Dataset content:
________

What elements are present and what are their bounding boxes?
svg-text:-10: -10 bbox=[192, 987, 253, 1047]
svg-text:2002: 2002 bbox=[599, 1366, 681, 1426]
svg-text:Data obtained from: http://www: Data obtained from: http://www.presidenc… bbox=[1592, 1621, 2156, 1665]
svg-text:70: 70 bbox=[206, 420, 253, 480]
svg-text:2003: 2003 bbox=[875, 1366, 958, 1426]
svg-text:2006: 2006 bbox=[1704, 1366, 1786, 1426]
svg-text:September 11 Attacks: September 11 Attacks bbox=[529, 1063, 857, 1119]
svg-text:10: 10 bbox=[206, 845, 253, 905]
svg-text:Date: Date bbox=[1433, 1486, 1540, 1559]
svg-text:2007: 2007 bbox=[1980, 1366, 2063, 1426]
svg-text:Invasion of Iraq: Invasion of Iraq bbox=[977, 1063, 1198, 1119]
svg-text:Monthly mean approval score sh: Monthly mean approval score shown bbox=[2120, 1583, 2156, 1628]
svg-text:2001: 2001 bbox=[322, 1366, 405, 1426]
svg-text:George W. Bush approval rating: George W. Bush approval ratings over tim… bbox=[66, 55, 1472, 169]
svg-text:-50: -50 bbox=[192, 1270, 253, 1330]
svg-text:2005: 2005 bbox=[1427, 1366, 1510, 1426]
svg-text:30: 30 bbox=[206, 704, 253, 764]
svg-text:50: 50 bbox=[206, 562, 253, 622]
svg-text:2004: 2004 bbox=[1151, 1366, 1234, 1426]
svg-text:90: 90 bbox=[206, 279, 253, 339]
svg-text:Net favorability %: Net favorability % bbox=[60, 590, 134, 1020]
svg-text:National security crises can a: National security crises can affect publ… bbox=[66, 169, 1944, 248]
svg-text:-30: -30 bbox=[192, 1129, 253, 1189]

________

Given request: Rewrite the lines above, changing every instance of "Invasion of Iraq" to "Iraq War" and leaving the rest untouched.

Response to the exercise:
What elements are present and what are their bounding boxes?
svg-text:-10: -10 bbox=[192, 987, 253, 1047]
svg-text:2002: 2002 bbox=[599, 1366, 681, 1426]
svg-text:Data obtained from: http://www: Data obtained from: http://www.presidenc… bbox=[1592, 1621, 2156, 1665]
svg-text:70: 70 bbox=[206, 420, 253, 480]
svg-text:2003: 2003 bbox=[875, 1366, 958, 1426]
svg-text:2006: 2006 bbox=[1704, 1366, 1786, 1426]
svg-text:September 11 Attacks: September 11 Attacks bbox=[529, 1063, 857, 1119]
svg-text:10: 10 bbox=[206, 845, 253, 905]
svg-text:Date: Date bbox=[1433, 1486, 1540, 1559]
svg-text:2007: 2007 bbox=[1980, 1366, 2063, 1426]
svg-text:Iraq War: Iraq War bbox=[977, 1063, 1198, 1119]
svg-text:Monthly mean approval score sh: Monthly mean approval score shown bbox=[2120, 1583, 2156, 1628]
svg-text:2001: 2001 bbox=[322, 1366, 405, 1426]
svg-text:George W. Bush approval rating: George W. Bush approval ratings over tim… bbox=[66, 55, 1472, 169]
svg-text:-50: -50 bbox=[192, 1270, 253, 1330]
svg-text:2005: 2005 bbox=[1427, 1366, 1510, 1426]
svg-text:30: 30 bbox=[206, 704, 253, 764]
svg-text:50: 50 bbox=[206, 562, 253, 622]
svg-text:2004: 2004 bbox=[1151, 1366, 1234, 1426]
svg-text:90: 90 bbox=[206, 279, 253, 339]
svg-text:Net favorability %: Net favorability % bbox=[60, 590, 134, 1020]
svg-text:National security crises can a: National security crises can affect publ… bbox=[66, 169, 1944, 248]
svg-text:-30: -30 bbox=[192, 1129, 253, 1189]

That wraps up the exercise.